## INSTRUCTION
Reproduce all of the data word for word.

## PROVIDED MATERIAL
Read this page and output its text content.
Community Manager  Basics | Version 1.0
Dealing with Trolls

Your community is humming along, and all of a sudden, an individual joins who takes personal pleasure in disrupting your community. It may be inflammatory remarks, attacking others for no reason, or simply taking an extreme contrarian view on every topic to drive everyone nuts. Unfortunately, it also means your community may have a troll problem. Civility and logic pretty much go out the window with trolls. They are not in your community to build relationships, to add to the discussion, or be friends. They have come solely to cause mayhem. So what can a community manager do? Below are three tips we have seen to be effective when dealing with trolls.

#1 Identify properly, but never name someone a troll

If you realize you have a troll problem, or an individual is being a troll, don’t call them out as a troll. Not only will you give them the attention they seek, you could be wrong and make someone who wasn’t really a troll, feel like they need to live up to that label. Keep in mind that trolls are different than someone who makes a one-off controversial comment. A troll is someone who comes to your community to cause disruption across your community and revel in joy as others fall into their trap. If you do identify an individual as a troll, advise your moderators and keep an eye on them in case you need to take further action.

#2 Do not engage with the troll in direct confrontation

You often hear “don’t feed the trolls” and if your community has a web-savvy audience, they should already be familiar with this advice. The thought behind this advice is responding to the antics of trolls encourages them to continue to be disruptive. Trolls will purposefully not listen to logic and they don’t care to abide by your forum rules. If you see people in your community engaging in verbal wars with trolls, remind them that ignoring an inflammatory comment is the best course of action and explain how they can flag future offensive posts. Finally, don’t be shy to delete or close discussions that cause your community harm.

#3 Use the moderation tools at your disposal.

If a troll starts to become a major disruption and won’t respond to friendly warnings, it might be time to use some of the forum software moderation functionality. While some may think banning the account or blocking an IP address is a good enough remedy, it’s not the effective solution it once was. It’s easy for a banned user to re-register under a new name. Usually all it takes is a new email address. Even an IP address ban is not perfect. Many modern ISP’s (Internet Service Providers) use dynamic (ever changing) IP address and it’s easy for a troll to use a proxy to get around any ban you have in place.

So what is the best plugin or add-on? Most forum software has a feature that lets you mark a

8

## ANSWER IN FULL
Read this page and output its text content.
Community Manager  Basics | Version 1.0
Dealing with Trolls

Your community is humming along, and all of a sudden, an individual joins who takes personal pleasure in disrupting your community. It may be inflammatory remarks, attacking others for no reason, or simply taking an extreme contrarian view on every topic to drive everyone nuts. Unfortunately, it also means your community may have a troll problem. Civility and logic pretty much go out the window with trolls. They are not in your community to build relationships, to add to the discussion, or be friends. They have come solely to cause mayhem. So what can a community manager do? Below are three tips we have seen to be effective when dealing with trolls.

#1 Identify properly, but never name someone a troll

If you realize you have a troll problem, or an individual is being a troll, don’t call them out as a troll. Not only will you give them the attention they seek, you could be wrong and make someone who wasn’t really a troll, feel like they need to live up to that label. Keep in mind that trolls are different than someone who makes a one-off controversial comment. A troll is someone who comes to your community to cause disruption across your community and revel in joy as others fall into their trap. If you do identify an individual as a troll, advise your moderators and keep an eye on them in case you need to take further action.

#2 Do not engage with the troll in direct confrontation

You often hear “don’t feed the trolls” and if your community has a web-savvy audience, they should already be familiar with this advice. The thought behind this advice is responding to the antics of trolls encourages them to continue to be disruptive. Trolls will purposefully not listen to logic and they don’t care to abide by your forum rules. If you see people in your community engaging in verbal wars with trolls, remind them that ignoring an inflammatory comment is the best course of action and explain how they can flag future offensive posts. Finally, don’t be shy to delete or close discussions that cause your community harm.

#3 Use the moderation tools at your disposal.

If a troll starts to become a major disruption and won’t respond to friendly warnings, it might be time to use some of the forum software moderation functionality. While some may think banning the account or blocking an IP address is a good enough remedy, it’s not the effective solution it once was. It’s easy for a banned user to re-register under a new name. Usually all it takes is a new email address. Even an IP address ban is not perfect. Many modern ISP’s (Internet Service Providers) use dynamic (ever changing) IP address and it’s easy for a troll to use a proxy to get around any ban you have in place.

So what is the best plugin or add-on? Most forum software has a feature that lets you mark a

8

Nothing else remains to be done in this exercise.